### Set task
Write out each line in which the string "SERP" is present.

### Input data
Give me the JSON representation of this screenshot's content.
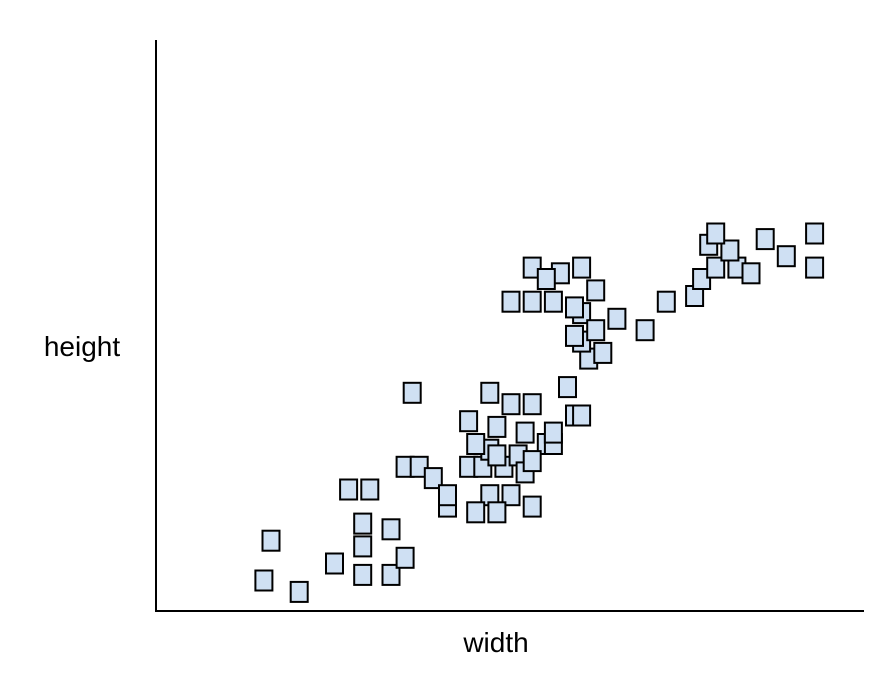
{
  "chart_data": {
    "type": "scatter",
    "title": "",
    "xlabel": "width",
    "ylabel": "height",
    "xlim": [
      0,
      100
    ],
    "ylim": [
      0,
      100
    ],
    "grid": false,
    "legend": "none",
    "marker": "square",
    "colors": {
      "marker_fill": "#cfe0f3",
      "marker_stroke": "#000000",
      "axis": "#000000"
    },
    "series": [
      {
        "points": [
          [
            16,
            12
          ],
          [
            15,
            5
          ],
          [
            20,
            3
          ],
          [
            25,
            8
          ],
          [
            29,
            6
          ],
          [
            33,
            6
          ],
          [
            35,
            9
          ],
          [
            33,
            14
          ],
          [
            29,
            11
          ],
          [
            29,
            15
          ],
          [
            27,
            21
          ],
          [
            30,
            21
          ],
          [
            35,
            25
          ],
          [
            37,
            25
          ],
          [
            41,
            18
          ],
          [
            39,
            23
          ],
          [
            41,
            20
          ],
          [
            44,
            25
          ],
          [
            49,
            25
          ],
          [
            47,
            20
          ],
          [
            50,
            20
          ],
          [
            45,
            17
          ],
          [
            48,
            17
          ],
          [
            53,
            18
          ],
          [
            55,
            29
          ],
          [
            56,
            29
          ],
          [
            56,
            31
          ],
          [
            51,
            27
          ],
          [
            46,
            25
          ],
          [
            47,
            28
          ],
          [
            48,
            27
          ],
          [
            52,
            24
          ],
          [
            53,
            26
          ],
          [
            44,
            33
          ],
          [
            47,
            38
          ],
          [
            50,
            36
          ],
          [
            53,
            36
          ],
          [
            59,
            34
          ],
          [
            60,
            34
          ],
          [
            58,
            39
          ],
          [
            61,
            44
          ],
          [
            63,
            45
          ],
          [
            60,
            47
          ],
          [
            59,
            48
          ],
          [
            56,
            54
          ],
          [
            53,
            54
          ],
          [
            50,
            54
          ],
          [
            53,
            60
          ],
          [
            57,
            59
          ],
          [
            60,
            52
          ],
          [
            62,
            49
          ],
          [
            65,
            51
          ],
          [
            69,
            49
          ],
          [
            72,
            54
          ],
          [
            76,
            55
          ],
          [
            77,
            58
          ],
          [
            79,
            60
          ],
          [
            82,
            60
          ],
          [
            81,
            63
          ],
          [
            84,
            59
          ],
          [
            86,
            65
          ],
          [
            89,
            62
          ],
          [
            93,
            66
          ],
          [
            93,
            60
          ],
          [
            78,
            64
          ],
          [
            79,
            66
          ],
          [
            60,
            60
          ],
          [
            62,
            56
          ],
          [
            59,
            53
          ],
          [
            45,
            29
          ],
          [
            48,
            32
          ],
          [
            52,
            31
          ],
          [
            36,
            38
          ],
          [
            55,
            58
          ]
        ]
      }
    ]
  }
}
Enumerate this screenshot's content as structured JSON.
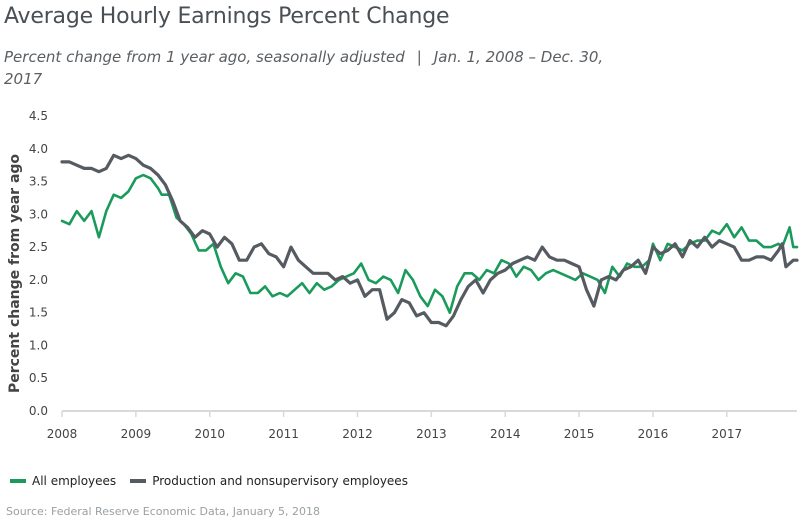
{
  "header": {
    "title": "Average Hourly Earnings Percent Change",
    "subtitle_left": "Percent change from 1 year ago, seasonally adjusted",
    "subtitle_sep": "|",
    "subtitle_right": "Jan. 1, 2008 – Dec. 30, 2017"
  },
  "source": "Source: Federal Reserve Economic Data, January 5, 2018",
  "colors": {
    "all": "#1a9b5b",
    "production": "#555b61",
    "axis": "#d7d9db",
    "text": "#444444"
  },
  "chart_data": {
    "type": "line",
    "title": "Average Hourly Earnings Percent Change",
    "xlabel": "",
    "ylabel": "Percent change from year ago",
    "xlim": [
      2008,
      2017.95
    ],
    "ylim": [
      0,
      4.5
    ],
    "yticks": [
      "0.0",
      "0.5",
      "1.0",
      "1.5",
      "2.0",
      "2.5",
      "3.0",
      "3.5",
      "4.0",
      "4.5"
    ],
    "xticks": [
      "2008",
      "2009",
      "2010",
      "2011",
      "2012",
      "2013",
      "2014",
      "2015",
      "2016",
      "2017"
    ],
    "grid": false,
    "legend": "bottom-left",
    "series": [
      {
        "name": "All employees",
        "points": [
          [
            2008.0,
            2.9
          ],
          [
            2008.1,
            2.85
          ],
          [
            2008.2,
            3.05
          ],
          [
            2008.3,
            2.9
          ],
          [
            2008.4,
            3.05
          ],
          [
            2008.5,
            2.65
          ],
          [
            2008.6,
            3.05
          ],
          [
            2008.7,
            3.3
          ],
          [
            2008.8,
            3.25
          ],
          [
            2008.9,
            3.35
          ],
          [
            2009.0,
            3.55
          ],
          [
            2009.1,
            3.6
          ],
          [
            2009.2,
            3.55
          ],
          [
            2009.3,
            3.4
          ],
          [
            2009.35,
            3.3
          ],
          [
            2009.45,
            3.3
          ],
          [
            2009.55,
            2.95
          ],
          [
            2009.65,
            2.85
          ],
          [
            2009.75,
            2.7
          ],
          [
            2009.85,
            2.45
          ],
          [
            2009.95,
            2.45
          ],
          [
            2010.05,
            2.55
          ],
          [
            2010.15,
            2.2
          ],
          [
            2010.25,
            1.95
          ],
          [
            2010.35,
            2.1
          ],
          [
            2010.45,
            2.05
          ],
          [
            2010.55,
            1.8
          ],
          [
            2010.65,
            1.8
          ],
          [
            2010.75,
            1.9
          ],
          [
            2010.85,
            1.75
          ],
          [
            2010.95,
            1.8
          ],
          [
            2011.05,
            1.75
          ],
          [
            2011.15,
            1.85
          ],
          [
            2011.25,
            1.95
          ],
          [
            2011.35,
            1.8
          ],
          [
            2011.45,
            1.95
          ],
          [
            2011.55,
            1.85
          ],
          [
            2011.65,
            1.9
          ],
          [
            2011.75,
            2.0
          ],
          [
            2011.85,
            2.05
          ],
          [
            2011.95,
            2.1
          ],
          [
            2012.05,
            2.25
          ],
          [
            2012.15,
            2.0
          ],
          [
            2012.25,
            1.95
          ],
          [
            2012.35,
            2.05
          ],
          [
            2012.45,
            2.0
          ],
          [
            2012.55,
            1.8
          ],
          [
            2012.65,
            2.15
          ],
          [
            2012.75,
            2.0
          ],
          [
            2012.85,
            1.75
          ],
          [
            2012.95,
            1.6
          ],
          [
            2013.05,
            1.85
          ],
          [
            2013.15,
            1.75
          ],
          [
            2013.25,
            1.5
          ],
          [
            2013.35,
            1.9
          ],
          [
            2013.45,
            2.1
          ],
          [
            2013.55,
            2.1
          ],
          [
            2013.65,
            2.0
          ],
          [
            2013.75,
            2.15
          ],
          [
            2013.85,
            2.1
          ],
          [
            2013.95,
            2.3
          ],
          [
            2014.05,
            2.25
          ],
          [
            2014.15,
            2.05
          ],
          [
            2014.25,
            2.2
          ],
          [
            2014.35,
            2.15
          ],
          [
            2014.45,
            2.0
          ],
          [
            2014.55,
            2.1
          ],
          [
            2014.65,
            2.15
          ],
          [
            2014.75,
            2.1
          ],
          [
            2014.85,
            2.05
          ],
          [
            2014.95,
            2.0
          ],
          [
            2015.05,
            2.1
          ],
          [
            2015.15,
            2.05
          ],
          [
            2015.25,
            2.0
          ],
          [
            2015.35,
            1.8
          ],
          [
            2015.45,
            2.2
          ],
          [
            2015.55,
            2.05
          ],
          [
            2015.65,
            2.25
          ],
          [
            2015.75,
            2.2
          ],
          [
            2015.85,
            2.2
          ],
          [
            2015.95,
            2.3
          ],
          [
            2016.0,
            2.55
          ],
          [
            2016.1,
            2.3
          ],
          [
            2016.2,
            2.55
          ],
          [
            2016.3,
            2.5
          ],
          [
            2016.4,
            2.45
          ],
          [
            2016.5,
            2.55
          ],
          [
            2016.6,
            2.6
          ],
          [
            2016.7,
            2.6
          ],
          [
            2016.8,
            2.75
          ],
          [
            2016.9,
            2.7
          ],
          [
            2017.0,
            2.85
          ],
          [
            2017.1,
            2.65
          ],
          [
            2017.2,
            2.8
          ],
          [
            2017.3,
            2.6
          ],
          [
            2017.4,
            2.6
          ],
          [
            2017.5,
            2.5
          ],
          [
            2017.6,
            2.5
          ],
          [
            2017.7,
            2.55
          ],
          [
            2017.75,
            2.5
          ],
          [
            2017.85,
            2.8
          ],
          [
            2017.9,
            2.5
          ],
          [
            2017.95,
            2.5
          ]
        ]
      },
      {
        "name": "Production and nonsupervisory employees",
        "points": [
          [
            2008.0,
            3.8
          ],
          [
            2008.1,
            3.8
          ],
          [
            2008.2,
            3.75
          ],
          [
            2008.3,
            3.7
          ],
          [
            2008.4,
            3.7
          ],
          [
            2008.5,
            3.65
          ],
          [
            2008.6,
            3.7
          ],
          [
            2008.7,
            3.9
          ],
          [
            2008.8,
            3.85
          ],
          [
            2008.9,
            3.9
          ],
          [
            2009.0,
            3.85
          ],
          [
            2009.1,
            3.75
          ],
          [
            2009.2,
            3.7
          ],
          [
            2009.3,
            3.6
          ],
          [
            2009.4,
            3.45
          ],
          [
            2009.5,
            3.2
          ],
          [
            2009.6,
            2.9
          ],
          [
            2009.7,
            2.8
          ],
          [
            2009.8,
            2.65
          ],
          [
            2009.9,
            2.75
          ],
          [
            2010.0,
            2.7
          ],
          [
            2010.1,
            2.5
          ],
          [
            2010.2,
            2.65
          ],
          [
            2010.3,
            2.55
          ],
          [
            2010.4,
            2.3
          ],
          [
            2010.5,
            2.3
          ],
          [
            2010.6,
            2.5
          ],
          [
            2010.7,
            2.55
          ],
          [
            2010.8,
            2.4
          ],
          [
            2010.9,
            2.35
          ],
          [
            2011.0,
            2.2
          ],
          [
            2011.1,
            2.5
          ],
          [
            2011.2,
            2.3
          ],
          [
            2011.3,
            2.2
          ],
          [
            2011.4,
            2.1
          ],
          [
            2011.5,
            2.1
          ],
          [
            2011.6,
            2.1
          ],
          [
            2011.7,
            2.0
          ],
          [
            2011.8,
            2.05
          ],
          [
            2011.9,
            1.95
          ],
          [
            2012.0,
            2.0
          ],
          [
            2012.1,
            1.75
          ],
          [
            2012.2,
            1.85
          ],
          [
            2012.3,
            1.85
          ],
          [
            2012.4,
            1.4
          ],
          [
            2012.5,
            1.5
          ],
          [
            2012.6,
            1.7
          ],
          [
            2012.7,
            1.65
          ],
          [
            2012.8,
            1.45
          ],
          [
            2012.9,
            1.5
          ],
          [
            2013.0,
            1.35
          ],
          [
            2013.1,
            1.35
          ],
          [
            2013.2,
            1.3
          ],
          [
            2013.3,
            1.45
          ],
          [
            2013.4,
            1.7
          ],
          [
            2013.5,
            1.9
          ],
          [
            2013.6,
            2.0
          ],
          [
            2013.7,
            1.8
          ],
          [
            2013.8,
            2.0
          ],
          [
            2013.9,
            2.1
          ],
          [
            2014.0,
            2.15
          ],
          [
            2014.1,
            2.25
          ],
          [
            2014.2,
            2.3
          ],
          [
            2014.3,
            2.35
          ],
          [
            2014.4,
            2.3
          ],
          [
            2014.5,
            2.5
          ],
          [
            2014.6,
            2.35
          ],
          [
            2014.7,
            2.3
          ],
          [
            2014.8,
            2.3
          ],
          [
            2014.9,
            2.25
          ],
          [
            2015.0,
            2.2
          ],
          [
            2015.1,
            1.85
          ],
          [
            2015.2,
            1.6
          ],
          [
            2015.3,
            2.0
          ],
          [
            2015.4,
            2.05
          ],
          [
            2015.5,
            2.0
          ],
          [
            2015.6,
            2.15
          ],
          [
            2015.7,
            2.2
          ],
          [
            2015.8,
            2.3
          ],
          [
            2015.9,
            2.1
          ],
          [
            2016.0,
            2.5
          ],
          [
            2016.1,
            2.4
          ],
          [
            2016.2,
            2.45
          ],
          [
            2016.3,
            2.55
          ],
          [
            2016.4,
            2.35
          ],
          [
            2016.5,
            2.6
          ],
          [
            2016.6,
            2.5
          ],
          [
            2016.7,
            2.65
          ],
          [
            2016.8,
            2.5
          ],
          [
            2016.9,
            2.6
          ],
          [
            2017.0,
            2.55
          ],
          [
            2017.1,
            2.5
          ],
          [
            2017.2,
            2.3
          ],
          [
            2017.3,
            2.3
          ],
          [
            2017.4,
            2.35
          ],
          [
            2017.5,
            2.35
          ],
          [
            2017.6,
            2.3
          ],
          [
            2017.7,
            2.45
          ],
          [
            2017.75,
            2.55
          ],
          [
            2017.8,
            2.2
          ],
          [
            2017.9,
            2.3
          ],
          [
            2017.95,
            2.3
          ]
        ]
      }
    ]
  }
}
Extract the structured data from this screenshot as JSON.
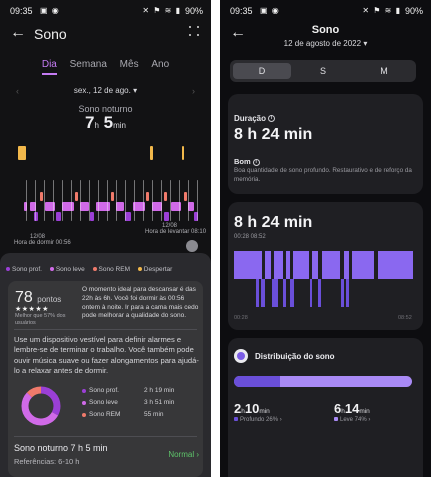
{
  "left": {
    "status": {
      "time": "09:35",
      "icons_left": "▣ ◉",
      "icons_right": "✕ ⚑ ≋ ▮",
      "battery": "90%"
    },
    "app_title": "Sono",
    "tabs": [
      {
        "label": "Dia",
        "active": true
      },
      {
        "label": "Semana",
        "active": false
      },
      {
        "label": "Mês",
        "active": false
      },
      {
        "label": "Ano",
        "active": false
      }
    ],
    "date": "sex., 12 de ago.",
    "sleep_label": "Sono noturno",
    "sleep_hours": "7",
    "sleep_h_unit": "h",
    "sleep_minutes": "5",
    "sleep_min_unit": "min",
    "chart_start_date": "12/08",
    "chart_start_label": "Hora de dormir 00:56",
    "chart_end_date": "12/08",
    "chart_end_label": "Hora de levantar 08:10",
    "legend": [
      {
        "label": "Sono prof.",
        "color": "#9b3fd6"
      },
      {
        "label": "Sono leve",
        "color": "#d06ae8"
      },
      {
        "label": "Sono REM",
        "color": "#f07a6b"
      },
      {
        "label": "Despertar",
        "color": "#f2b84b"
      }
    ],
    "score": "78",
    "score_unit": "pontos",
    "stars": "★★★★★",
    "score_note": "Melhor que 57% dos usuários",
    "ideal_text": "O momento ideal para descansar é das 22h às 6h. Você foi dormir às 00:56 ontem à noite. Ir para a cama mais cedo pode melhorar a qualidade do sono.",
    "tip_text": "Use um dispositivo vestível para definir alarmes e lembre-se de terminar o trabalho. Você também pode ouvir música suave ou fazer alongamentos para ajudá-lo a relaxar antes de dormir.",
    "stages": [
      {
        "label": "Sono prof.",
        "value": "2 h 19 min",
        "color": "#9b3fd6",
        "share": 0.33
      },
      {
        "label": "Sono leve",
        "value": "3 h 51 min",
        "color": "#d06ae8",
        "share": 0.54
      },
      {
        "label": "Sono REM",
        "value": "55 min",
        "color": "#f07a6b",
        "share": 0.13
      }
    ],
    "summary_title": "Sono noturno  7 h 5 min",
    "summary_status": "Normal",
    "summary_ref": "Referências: 6-10 h"
  },
  "right": {
    "status": {
      "time": "09:35",
      "icons_left": "▣ ◉",
      "icons_right": "✕ ⚑ ≋ ▮",
      "battery": "90%"
    },
    "title": "Sono",
    "date": "12 de agosto de 2022",
    "segments": [
      {
        "label": "D",
        "active": true
      },
      {
        "label": "S",
        "active": false
      },
      {
        "label": "M",
        "active": false
      }
    ],
    "duration_label": "Duração",
    "duration_value": "8 h 24 min",
    "quality_label": "Bom",
    "quality_desc": "Boa quantidade de sono profundo. Restaurativo e de reforço da memória.",
    "chart_value": "8 h 24 min",
    "chart_range": "00:28 08:52",
    "axis_start": "00:28",
    "axis_end": "08:52",
    "distribution_title": "Distribuição do sono",
    "deep": {
      "hours": "2",
      "h_unit": "h",
      "minutes": "10",
      "m_unit": "min",
      "label": "Profundo 26%",
      "fraction": 0.26,
      "color": "#6a4fd9"
    },
    "light": {
      "hours": "6",
      "h_unit": "h",
      "minutes": "14",
      "m_unit": "min",
      "label": "Leve 74%",
      "fraction": 0.74,
      "color": "#a98af5"
    }
  }
}
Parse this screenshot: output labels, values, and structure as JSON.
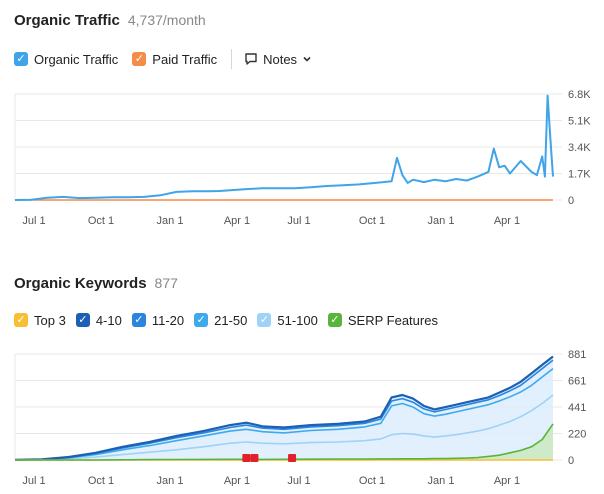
{
  "traffic": {
    "title": "Organic Traffic",
    "subtitle": "4,737/month",
    "legend": [
      {
        "label": "Organic Traffic",
        "color": "#3fa4e8"
      },
      {
        "label": "Paid Traffic",
        "color": "#f58c4a"
      }
    ],
    "notes_label": "Notes",
    "notes_icon": "comment-icon",
    "notes_chevron_icon": "chevron-down-icon"
  },
  "keywords": {
    "title": "Organic Keywords",
    "subtitle": "877",
    "legend": [
      {
        "label": "Top 3",
        "color": "#f7bf34"
      },
      {
        "label": "4-10",
        "color": "#1b60b4"
      },
      {
        "label": "11-20",
        "color": "#2a85de"
      },
      {
        "label": "21-50",
        "color": "#3fa9ee"
      },
      {
        "label": "51-100",
        "color": "#9fd2f7"
      },
      {
        "label": "SERP Features",
        "color": "#59b43a"
      }
    ]
  },
  "chart_data": [
    {
      "type": "line",
      "title": "Organic Traffic",
      "x_ticks": [
        "Jul 1",
        "Oct 1",
        "Jan 1",
        "Apr 1",
        "Jul 1",
        "Oct 1",
        "Jan 1",
        "Apr 1"
      ],
      "y_ticks": [
        "6.8K",
        "5.1K",
        "3.4K",
        "1.7K",
        "0"
      ],
      "ylim": [
        0,
        6800
      ],
      "grid": true,
      "series": [
        {
          "name": "Organic Traffic",
          "color": "#3fa4e8",
          "x": [
            0,
            0.03,
            0.06,
            0.09,
            0.12,
            0.15,
            0.18,
            0.21,
            0.24,
            0.27,
            0.3,
            0.33,
            0.36,
            0.38,
            0.4,
            0.43,
            0.46,
            0.49,
            0.52,
            0.55,
            0.58,
            0.61,
            0.64,
            0.67,
            0.7,
            0.71,
            0.72,
            0.73,
            0.74,
            0.76,
            0.78,
            0.8,
            0.82,
            0.84,
            0.86,
            0.88,
            0.89,
            0.9,
            0.91,
            0.92,
            0.94,
            0.96,
            0.97,
            0.98,
            0.985,
            0.99,
            0.995,
            1.0
          ],
          "values": [
            0,
            20,
            150,
            200,
            120,
            150,
            170,
            180,
            200,
            300,
            520,
            560,
            560,
            580,
            620,
            700,
            750,
            760,
            750,
            820,
            900,
            950,
            1000,
            1100,
            1200,
            2700,
            1600,
            1100,
            1300,
            1150,
            1300,
            1200,
            1350,
            1250,
            1500,
            1800,
            3300,
            2100,
            2200,
            1700,
            2500,
            1800,
            1600,
            2800,
            1500,
            6700,
            4000,
            1500
          ]
        },
        {
          "name": "Paid Traffic",
          "color": "#f58c4a",
          "x": [
            0,
            1.0
          ],
          "values": [
            0,
            0
          ]
        }
      ]
    },
    {
      "type": "area",
      "title": "Organic Keywords",
      "x_ticks": [
        "Jul 1",
        "Oct 1",
        "Jan 1",
        "Apr 1",
        "Jul 1",
        "Oct 1",
        "Jan 1",
        "Apr 1"
      ],
      "y_ticks": [
        "881",
        "661",
        "441",
        "220",
        "0"
      ],
      "ylim": [
        0,
        881
      ],
      "grid": true,
      "x": [
        0,
        0.05,
        0.1,
        0.15,
        0.2,
        0.25,
        0.3,
        0.35,
        0.4,
        0.43,
        0.46,
        0.5,
        0.55,
        0.6,
        0.65,
        0.68,
        0.7,
        0.72,
        0.74,
        0.76,
        0.78,
        0.8,
        0.82,
        0.84,
        0.86,
        0.88,
        0.9,
        0.92,
        0.94,
        0.96,
        0.98,
        1.0
      ],
      "series": [
        {
          "name": "Top 3",
          "color": "#f7bf34",
          "values": [
            0,
            0,
            0,
            0,
            0,
            0,
            0,
            0,
            0,
            0,
            0,
            0,
            0,
            0,
            0,
            0,
            0,
            0,
            0,
            0,
            0,
            0,
            0,
            0,
            0,
            0,
            0,
            0,
            0,
            0,
            0,
            0
          ]
        },
        {
          "name": "4-10",
          "color": "#1b60b4",
          "values": [
            2,
            5,
            25,
            60,
            110,
            150,
            200,
            240,
            290,
            310,
            280,
            270,
            290,
            300,
            320,
            360,
            520,
            540,
            510,
            450,
            420,
            440,
            460,
            480,
            500,
            520,
            560,
            600,
            650,
            720,
            790,
            860
          ]
        },
        {
          "name": "11-20",
          "color": "#2a85de",
          "values": [
            2,
            5,
            22,
            55,
            100,
            140,
            185,
            225,
            270,
            290,
            265,
            255,
            275,
            285,
            305,
            340,
            490,
            510,
            480,
            425,
            400,
            420,
            440,
            460,
            480,
            500,
            535,
            575,
            620,
            690,
            760,
            830
          ]
        },
        {
          "name": "21-50",
          "color": "#3fa9ee",
          "values": [
            1,
            3,
            18,
            45,
            85,
            120,
            160,
            200,
            240,
            255,
            235,
            225,
            245,
            255,
            275,
            305,
            450,
            470,
            440,
            385,
            365,
            380,
            400,
            420,
            440,
            460,
            490,
            525,
            565,
            620,
            690,
            760
          ]
        },
        {
          "name": "51-100",
          "color": "#9fd2f7",
          "values": [
            0,
            2,
            10,
            25,
            45,
            65,
            85,
            110,
            140,
            150,
            140,
            135,
            145,
            150,
            160,
            175,
            210,
            220,
            215,
            200,
            190,
            200,
            210,
            225,
            240,
            260,
            290,
            320,
            360,
            410,
            470,
            540
          ]
        },
        {
          "name": "SERP Features",
          "color": "#59b43a",
          "values": [
            0,
            0,
            0,
            0,
            2,
            3,
            4,
            5,
            6,
            6,
            5,
            6,
            7,
            8,
            8,
            9,
            9,
            10,
            10,
            10,
            12,
            12,
            14,
            16,
            20,
            30,
            40,
            60,
            80,
            110,
            170,
            300
          ]
        }
      ],
      "markers": {
        "color": "#e0202a",
        "x": [
          0.43,
          0.445,
          0.515
        ]
      }
    }
  ]
}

### The result
        "label": "SERP Features",
          "name": "SERP Features",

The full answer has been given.